Format the lines starting at the one that contains "136, 193, 140]" and ending at the one that contains "157, 598, 170]" as a JSON list of strings, one string per line, omitting any blank lines.

▼

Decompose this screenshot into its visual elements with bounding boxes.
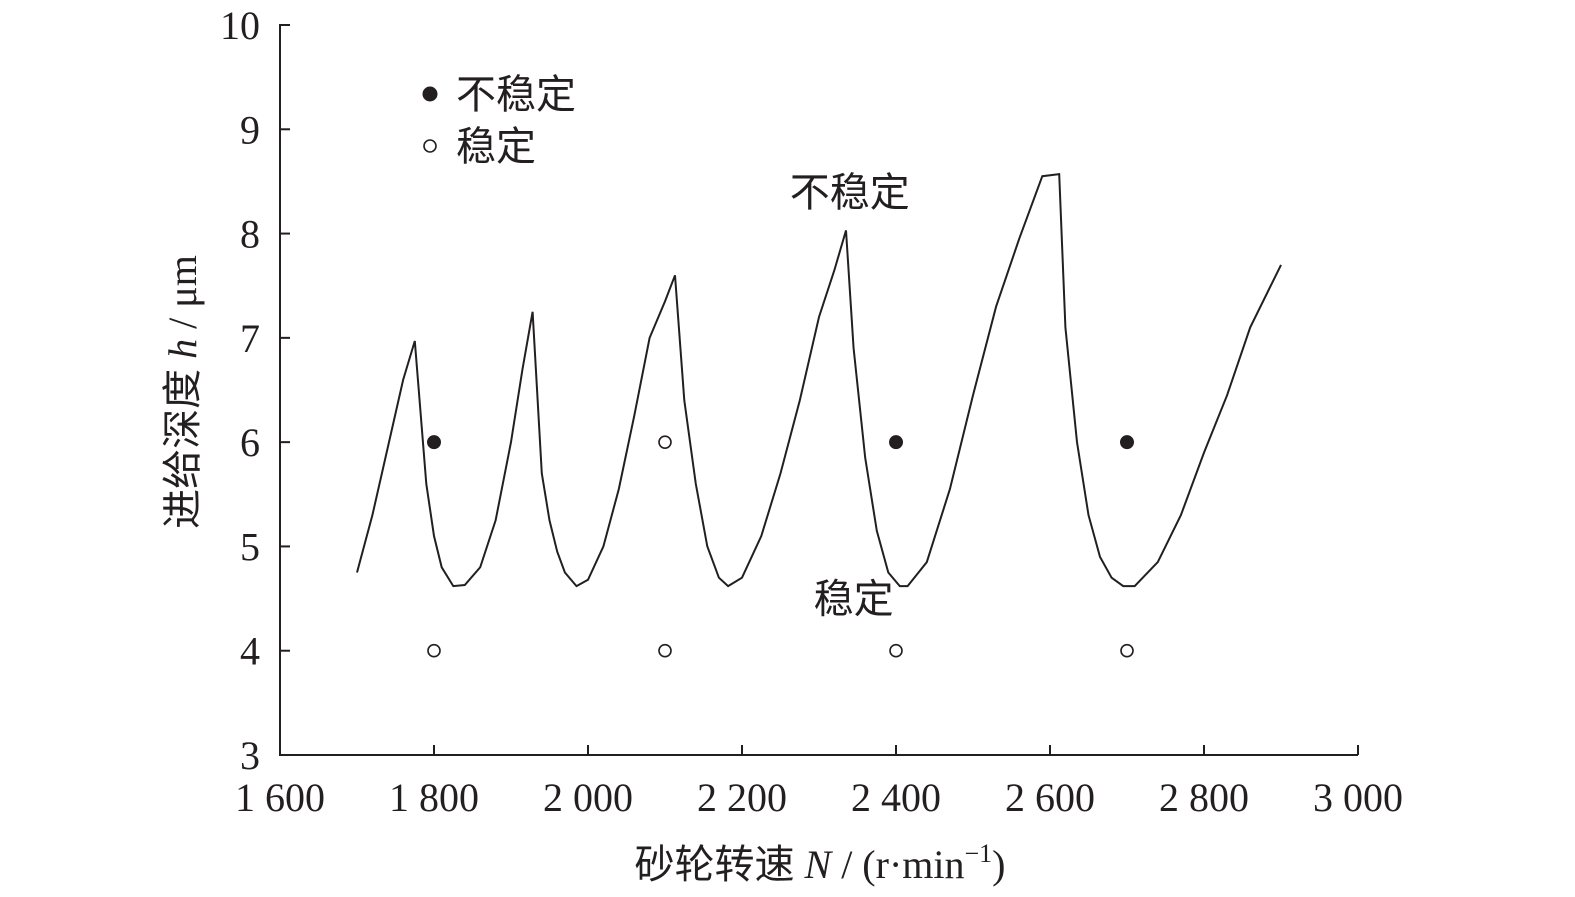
y-tick-label: 5 (240, 524, 260, 569)
x-axis-title-close: ) (992, 842, 1005, 887)
x-tick-label: 2 400 (851, 775, 941, 820)
legend-marker (423, 139, 437, 153)
stable-point (658, 435, 672, 449)
y-tick-label: 9 (240, 107, 260, 152)
region-annotation: 不稳定 (790, 170, 910, 215)
x-tick-label: 1 800 (389, 775, 479, 820)
unstable-point (889, 435, 903, 450)
y-tick-label: 10 (220, 3, 260, 48)
x-tick-label: 2 800 (1159, 775, 1249, 820)
legend-label: 不稳定 (456, 72, 576, 117)
axes (279, 24, 1358, 756)
legend-marker (422, 86, 438, 102)
y-axis-title-prefix: 进给深度 (160, 359, 205, 529)
x-axis-title-symbol: N (804, 842, 834, 887)
y-tick-label: 3 (240, 733, 260, 778)
x-tick-label: 2 000 (543, 775, 633, 820)
x-tick-label: 1 600 (235, 775, 325, 820)
y-tick-label: 8 (240, 212, 260, 257)
y-tick-label: 6 (240, 420, 260, 465)
y-tick-label: 4 (240, 629, 260, 674)
unstable-point (427, 435, 441, 450)
y-axis-title-symbol: h (160, 339, 205, 359)
stable-point (658, 643, 672, 658)
x-tick-label: 3 000 (1313, 775, 1403, 820)
y-axis-title-unit: / μm (160, 255, 205, 339)
stability-boundary-line (356, 172, 1282, 588)
region-annotation: 稳定 (814, 577, 894, 622)
legend-label: 稳定 (456, 124, 536, 169)
data-points (427, 435, 1134, 658)
ticks: 1 600 1 800 2 000 2 200 2 400 2 600 2 800 3 000… (220, 3, 1403, 820)
y-axis-title: 进给深度 h / μm (160, 255, 205, 529)
x-axis-title-prefix: 砂轮转速 (635, 842, 805, 887)
stable-point (1120, 643, 1134, 658)
x-tick-label: 2 200 (697, 775, 787, 820)
x-axis-title: 砂轮转速 N / (r·min−1) (635, 839, 1006, 887)
x-axis-title-exponent: −1 (965, 839, 993, 868)
y-tick-label: 7 (240, 316, 260, 361)
x-axis-title-unit: / (r·min (831, 842, 964, 887)
stable-point (889, 643, 903, 658)
unstable-point (1120, 435, 1134, 450)
x-tick-label: 2 600 (1005, 775, 1095, 820)
stable-point (427, 643, 441, 658)
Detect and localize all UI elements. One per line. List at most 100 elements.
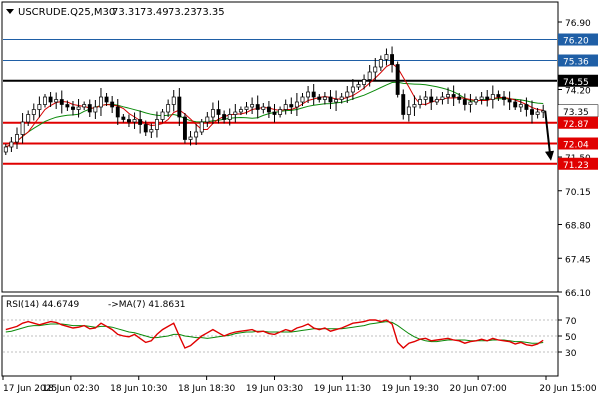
candle-body	[188, 136, 193, 140]
rsi-label: RSI(14) 44.6749	[6, 300, 79, 310]
forecast-arrow-shaft	[544, 110, 551, 154]
price-tick-label: 76.90	[565, 19, 591, 29]
candle-body	[362, 79, 367, 85]
rsi-tick-label: 30	[565, 349, 577, 359]
candle-body	[300, 96, 305, 103]
candle-body	[283, 104, 288, 110]
candle-body	[250, 104, 255, 108]
candles	[3, 46, 546, 155]
price-tick-label: 66.10	[565, 289, 591, 299]
candle-body	[127, 119, 131, 123]
candle-body	[205, 116, 210, 123]
price-level-tag	[558, 157, 598, 170]
candle-body	[261, 106, 266, 110]
candle-body	[182, 116, 187, 140]
time-tick-label: 17 Jun 2025	[3, 384, 57, 394]
price-level-label: 76.20	[563, 37, 589, 47]
candle-body	[339, 96, 344, 100]
time-tick-label: 19 Jun 11:30	[314, 384, 371, 394]
candle-body	[238, 109, 243, 113]
candle-body	[490, 94, 495, 100]
candle-body	[367, 71, 372, 80]
candle-body	[502, 96, 506, 100]
ohlc-close: 73.35	[196, 7, 225, 18]
candle-body	[110, 101, 115, 108]
rsi-pane: 70 50 30 RSI(14) 44.6749 ->MA(7) 41.8631	[1, 295, 577, 377]
candle-body	[76, 106, 81, 110]
candle-body	[143, 124, 148, 133]
candle-body	[154, 119, 159, 130]
candle-body	[54, 99, 59, 103]
candle-body	[149, 129, 154, 133]
symbol-dropdown-icon[interactable]	[6, 9, 14, 14]
time-tick-label: 19 Jun 03:30	[246, 384, 303, 394]
candle-body	[20, 121, 25, 135]
main-pane: 76.9075.4574.2072.9571.5070.1568.8067.45…	[1, 1, 599, 299]
candle-body	[104, 96, 109, 103]
candle-body	[199, 121, 204, 133]
last-price-label: 73.35	[563, 108, 589, 118]
price-level-tag	[558, 33, 598, 46]
time-tick-label: 18 Jun 02:30	[42, 384, 99, 394]
candle-body	[513, 101, 518, 108]
time-tick-label: 18 Jun 10:30	[110, 384, 167, 394]
ohlc-high: 73.49	[140, 7, 169, 18]
candle-body	[82, 104, 87, 108]
candle-body	[138, 119, 143, 125]
candle-body	[171, 96, 176, 105]
candle-body	[479, 96, 484, 100]
candle-body	[518, 104, 523, 108]
candle-body	[418, 99, 422, 105]
rsi-polyline	[5, 319, 544, 349]
rsi-tick-label: 70	[565, 317, 577, 327]
candle-body	[356, 84, 361, 88]
candle-body	[227, 114, 232, 120]
candle-body	[474, 99, 478, 103]
price-level-label: 72.04	[563, 141, 589, 151]
candle-body	[43, 96, 47, 105]
candle-body	[496, 94, 501, 98]
price-level-tag	[558, 54, 598, 67]
candle-body	[87, 104, 92, 113]
rsi-tick-label: 50	[565, 333, 577, 343]
time-tick-label: 20 Jun 15:00	[539, 384, 596, 394]
price-levels	[3, 39, 557, 165]
candle-body	[266, 106, 271, 113]
candle-body	[384, 54, 389, 60]
ohlc-open: 73.31	[112, 7, 141, 18]
candle-body	[289, 104, 294, 108]
candle-body	[71, 106, 75, 110]
price-level-tag	[558, 74, 598, 87]
price-tick-label: 68.80	[565, 222, 591, 232]
candle-body	[328, 96, 333, 103]
candle-body	[345, 91, 350, 98]
candle-body	[121, 116, 126, 120]
candle-body	[222, 114, 227, 120]
rsi-line	[5, 319, 544, 349]
candle-body	[99, 96, 103, 108]
candle-body	[294, 101, 299, 108]
symbol-label: USCRUDE.Q25,M30	[18, 7, 115, 18]
candle-body	[378, 59, 383, 68]
candle-body	[3, 146, 8, 153]
price-level-label: 75.36	[563, 58, 589, 68]
candle-body	[65, 104, 70, 108]
candle-body	[434, 99, 439, 103]
candle-body	[412, 104, 417, 108]
candle-body	[524, 104, 529, 110]
candle-body	[406, 106, 411, 115]
candle-body	[93, 106, 98, 113]
price-tick-label: 70.15	[565, 188, 591, 198]
price-level-label: 71.23	[563, 161, 589, 171]
candle-body	[278, 109, 283, 115]
time-tick-label: 18 Jun 18:30	[178, 384, 235, 394]
candle-body	[115, 106, 120, 118]
candle-body	[401, 94, 406, 115]
ohlc-low: 73.23	[168, 7, 197, 18]
rsi-ma-label: ->MA(7) 41.8631	[108, 300, 186, 310]
candle-body	[457, 96, 462, 100]
candle-body	[132, 119, 137, 123]
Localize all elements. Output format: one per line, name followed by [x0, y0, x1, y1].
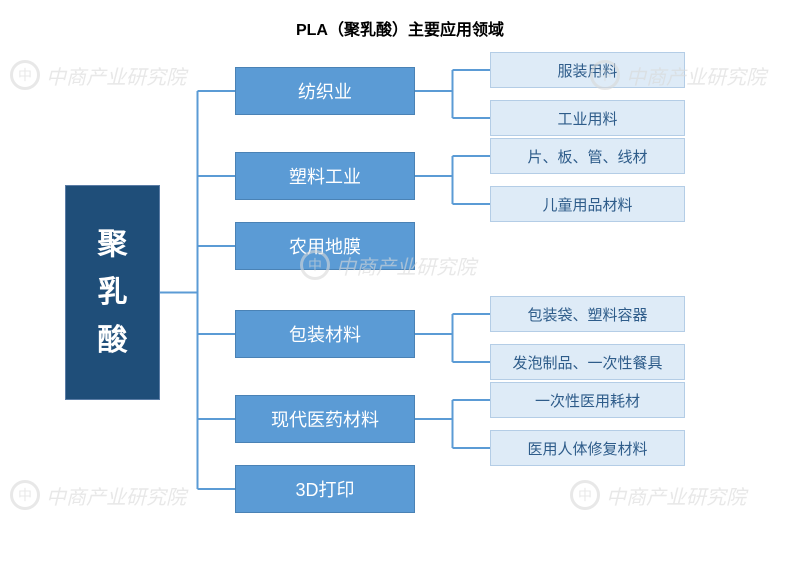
- root-char-2: 乳: [98, 269, 128, 317]
- root-char-1: 聚: [98, 221, 128, 269]
- level2-node: 纺织业: [235, 67, 415, 115]
- watermark: 中中商产业研究院: [10, 480, 186, 510]
- level3-node: 片、板、管、线材: [490, 138, 685, 174]
- level3-node: 一次性医用耗材: [490, 382, 685, 418]
- level3-node: 儿童用品材料: [490, 186, 685, 222]
- level3-node: 工业用料: [490, 100, 685, 136]
- level3-node: 发泡制品、一次性餐具: [490, 344, 685, 380]
- root-node: 聚 乳 酸: [65, 185, 160, 400]
- level2-node: 农用地膜: [235, 222, 415, 270]
- chart-title: PLA（聚乳酸）主要应用领域: [0, 16, 800, 40]
- level3-node: 包装袋、塑料容器: [490, 296, 685, 332]
- level2-node: 3D打印: [235, 465, 415, 513]
- level2-node: 现代医药材料: [235, 395, 415, 443]
- root-char-3: 酸: [98, 317, 128, 365]
- level2-node: 包装材料: [235, 310, 415, 358]
- watermark: 中中商产业研究院: [570, 480, 746, 510]
- level2-node: 塑料工业: [235, 152, 415, 200]
- watermark: 中中商产业研究院: [10, 60, 186, 90]
- level3-node: 医用人体修复材料: [490, 430, 685, 466]
- level3-node: 服装用料: [490, 52, 685, 88]
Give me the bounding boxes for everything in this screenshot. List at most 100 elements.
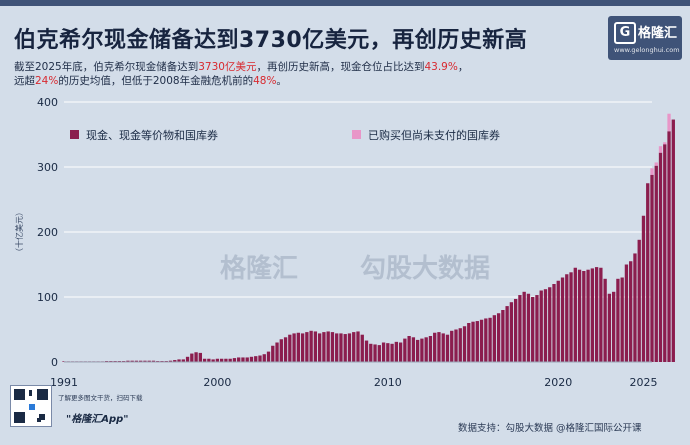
bar-cash	[202, 358, 207, 362]
bar-cash	[569, 272, 573, 362]
bar-cash	[377, 345, 381, 362]
bar-cash	[454, 329, 458, 362]
bar-cash	[130, 360, 134, 362]
subtitle-text: ，	[457, 61, 469, 73]
bar-cash	[450, 330, 454, 362]
bar-cash	[151, 360, 156, 362]
bar-cash	[599, 267, 603, 362]
bar-cash	[219, 358, 224, 362]
subtitle-highlight: 48%	[253, 75, 277, 87]
y-tick-label: 100	[37, 291, 58, 304]
bar-cash	[356, 331, 360, 362]
bar-cash	[228, 358, 232, 362]
bar-cash	[266, 351, 271, 362]
bar-cash	[275, 342, 279, 362]
bar-cash	[173, 360, 177, 362]
logo-url: www.gelonghui.com	[614, 46, 680, 54]
bar-cash	[462, 326, 467, 362]
bar-cash	[586, 269, 590, 362]
y-axis-label: （十亿美元）	[14, 208, 24, 256]
watermark-left: 格隆汇	[220, 254, 299, 284]
bar-cash	[288, 334, 292, 362]
promo-text: 了解更多图文干货，扫码下载	[58, 394, 143, 402]
bar-cash	[181, 359, 185, 362]
bar-cash	[309, 330, 313, 362]
x-tick-label: 2000	[203, 376, 231, 389]
bar-cash	[394, 341, 399, 362]
bar-cash	[296, 332, 301, 362]
brand-logo[interactable]: G 格隆汇 www.gelonghui.com	[608, 16, 682, 60]
bar-cash	[292, 333, 296, 362]
subtitle-text: 的历史均值，但低于2008年金融危机前的	[58, 75, 254, 87]
x-tick-label: 1991	[50, 376, 78, 389]
bar-cash	[501, 310, 505, 362]
bar-cash	[390, 343, 394, 362]
bar-cash	[147, 360, 151, 362]
bar-cash	[126, 360, 130, 362]
bar-cash	[441, 333, 445, 362]
x-tick-label: 2010	[374, 376, 402, 389]
bar-cash	[317, 333, 322, 362]
bar-cash	[262, 354, 266, 362]
bar-cash	[565, 274, 569, 362]
bar-cash	[526, 293, 531, 362]
bar-cash	[641, 215, 646, 362]
bar-cash	[245, 357, 249, 362]
bar-cash	[513, 298, 518, 362]
bar-cash	[241, 357, 245, 362]
bar-cash	[488, 317, 492, 362]
bar-cash	[658, 152, 663, 362]
bar-cash	[624, 264, 629, 362]
bar-cash	[607, 293, 612, 362]
bar-pending	[667, 113, 671, 132]
subtitle-text: 。	[276, 75, 287, 87]
x-tick-label: 2025	[629, 376, 657, 389]
bar-cash	[364, 340, 369, 362]
bar-cash	[650, 174, 654, 362]
y-tick-label: 300	[37, 161, 58, 174]
bar-cash	[279, 339, 283, 362]
bar-cash	[415, 339, 420, 362]
legend-label-cash: 现金、现金等价物和国库券	[86, 128, 218, 142]
bar-cash	[403, 338, 407, 362]
bar-cash	[330, 332, 335, 362]
subtitle-highlight: 3730亿美元	[198, 61, 257, 73]
bar-cash	[369, 343, 373, 362]
bar-cash	[347, 333, 352, 362]
bar-cash	[437, 332, 441, 362]
bar-cash	[522, 291, 526, 362]
subtitle: 截至2025年底，伯克希尔现金储备达到3730亿美元，再创历史新高，现金仓位占比…	[14, 60, 574, 88]
bar-cash	[407, 336, 411, 362]
top-bar	[0, 0, 690, 6]
legend-swatch-pending	[352, 130, 361, 139]
bar-cash	[211, 359, 215, 362]
bar-pending	[663, 142, 667, 145]
bar-cash	[185, 356, 190, 362]
bar-pending	[650, 168, 654, 175]
bar-cash	[343, 334, 347, 362]
watermark-right: 勾股大数据	[360, 254, 491, 284]
bar-cash	[671, 119, 675, 362]
bar-cash	[198, 352, 203, 362]
bar-cash	[177, 359, 181, 362]
bar-cash	[560, 277, 565, 362]
bar-cash	[168, 360, 173, 362]
bar-cash	[633, 253, 637, 362]
bar-cash	[458, 328, 462, 362]
qr-code-icon[interactable]	[10, 385, 52, 427]
logo-icon: G	[614, 22, 636, 44]
logo-text: 格隆汇	[638, 26, 678, 41]
app-name: "格隆汇App"	[66, 414, 129, 425]
bar-cash	[283, 337, 288, 362]
bar-cash	[433, 332, 437, 362]
bar-cash	[258, 355, 262, 362]
bar-pending	[654, 162, 658, 166]
bar-cash	[637, 239, 641, 362]
source-note: 数据支持：勾股大数据 @格隆汇国际公开课	[458, 423, 642, 434]
bar-cash	[398, 342, 403, 362]
bar-cash	[509, 302, 514, 362]
bar-cash	[603, 278, 607, 362]
bar-cash	[215, 358, 220, 362]
subtitle-highlight: 43.9%	[424, 61, 458, 73]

▲

> _Response_:
[
  "candle-body\t[188, 136, 193, 140]",
  "rsi-label: RSI(14) 44.6749\t[6, 300, 79, 310]",
  "forecast-arrow-shaft\t[544, 110, 551, 154]",
  "price-tick-label: 76.90\t[565, 19, 591, 29]",
  "candle-body\t[362, 79, 367, 85]",
  "rsi-tick-label: 30\t[565, 349, 577, 359]",
  "candle-body\t[300, 96, 305, 103]",
  "candle-body\t[283, 104, 288, 110]",
  "candle-body\t[250, 104, 255, 108]",
  "candles\t[3, 46, 546, 155]",
  "price-tick-label: 66.10\t[565, 289, 591, 299]",
  "candle-body\t[127, 119, 131, 123]",
  "candle-body\t[205, 116, 210, 123]",
  "price-level-tag\t[558, 157, 598, 170]"
]